Восстание среднего класса — страница 16 из 36

Аргументом в защиту подобных промышленных монополий было то, что они способны даже при концентрации капитала обеспечить определенную конкуренцию между товарами. Но в сетевых системах немыслима и такая псевдоконкуренция (например, поставка нескольких сортов воды по одному водопроводу или нескольких видов электроэнергии в одной розетке). Технически это возможно, но затраты окажутся неоправданными.

Еще в XIX веке стало очевидно, что рыночная система расточительно обращается с ресурсами. В конце XX века выводы, казавшиеся очевидными для поколений, переживших Великую депрессию и две мировые войны, были не то чтобы опровергнуты или пересмотрены, а просто отменены. Однако и социализм, и кеинсианские идеи регулирования возникли вовсе не на пустом месте. Они были не чем иным, как двумя способами ответа на вопросы, которые не в состоянии была решить экономика рыночного капитализма.

Социальная ответственность

К началу XXI века не только вопросы по-прежнему остаются нерешенными, но и предлагать решения (среди «серьезной публики») категорически запрещается. Между тем масштабы проблем стали куда более большими, а расточительство капитализма грозит уже не только экономической, а глобальной экологической катастрофой.

Если конкурентная модель не работает, то максимальная эффективность в системе достигается тогда, когда она будет объединена и поставлена непосредственно на службу обществу. Этот вывод, казавшийся самоочевидным в первой половине XX века, был поставлен под сомнение в 1990-е годы прошедшего столетия, когда все связанное с социализмом и коллективизмом казалось безнадежно дискредитированным. Но полтора десятилетия неолиберальных реформ «от обратного» доказали его правильность. Сетевые структуры коллективного потребления нуждаются в коллективной собственности.

Сторонники капитала призывают нас жить по законам рынка. Что ж, пусть они сами и живут по этим законам. Ни одной копейки, цента, пенса общественных денег не должно идти частному бизнесу. Никаких государственных инвестиций не должно вкладываться в корпоративное предпринимательство. Если субсидирование оказывается социальной, производственной или технологической необходимостью, предприятия должны переходить в общественную собственность. Если корпорация обращается к государству с просьбой о субсидиях, это надо понимать как просьбу о национализации. И это будет строго соответствовать столь любимой правыми «логике рынка».

Однако политики понимают – любая успешная национализация станет прецедентом, наглядной демонстрацией лживости всей пропаганды, которой они потчевали публику на протяжении двух десятилетий. Рынок был Богом, а у Бога не может быть ошибок и недостатков. Признать ошибку божества – значит поставить под сомнение основы религии. Идеологи извели миллионы тонн бумаги, затратили несчетное количество эфирного времени и электричества, чтобы доказать избирателям, что ничто общественное работать не может, что любая национализация есть зло, что всякое государственное предприятие обязательно будет неэффективным. Любой, даже единичный, даже случайный пример, доказывающий обратное, разоблачает всех их, как лжецов. Ибо то, что они говорили нам, выдавалось за аксиому, за абсолютную истину, не нуждающуюся в доказательствах и не имеющую исключений.

Исходные данные
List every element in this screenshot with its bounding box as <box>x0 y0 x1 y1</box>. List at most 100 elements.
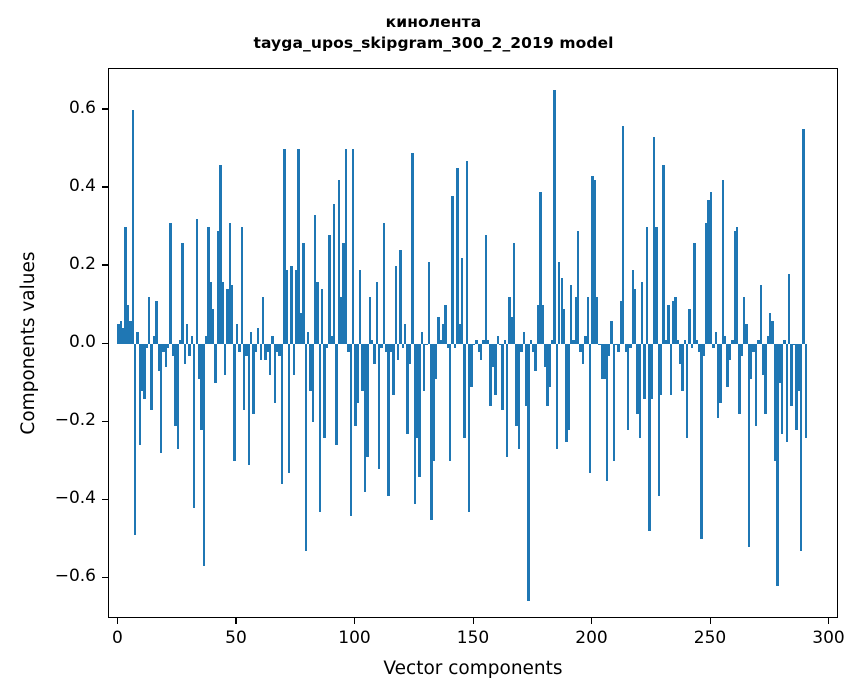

Задание
Допишите текст о рыночной экономике и национализации, начав сразу после его последнего предложения.

Результат
Эта ложь связала круговой порукой либералов, правых популистов и социал-демократов «третьего пути». У них просто нет иного выхода, как общими усилиями, даже вопреки очевидности, в прямом противоречии со здравым смыслом, цепляться за провалившуюся экономическую политику и защищать умирающую идеологию. Ибо конец этой идеологии означает их собственную политическую смерть. «Либеральные реформы» и приватизация являются «необратимыми», независимо от того, закончились они успехом или провалом.

Северное «исключение»

Когда у защитников неолиберального порядка кончаются аргументы, они прибегают к последнему доводу: мир таков, как он есть, и другого быть не может. В интеллектуальном смысле это то же самое, что сбросить фигуры с доски посередине партии. Теоретический спор становится беспредметным, и дискуссия переходит на уровень обывательского опыта.

Антибуржуазное движение отвечает провозглашением общих лозунгов типа «Другой мир возможен!». Что, кстати, с трудом переводится на русский и некоторые иные языки – возникает подозрение, что речь идет о чем-то потустороннем, о жизни после смерти, райских кущах и так далее.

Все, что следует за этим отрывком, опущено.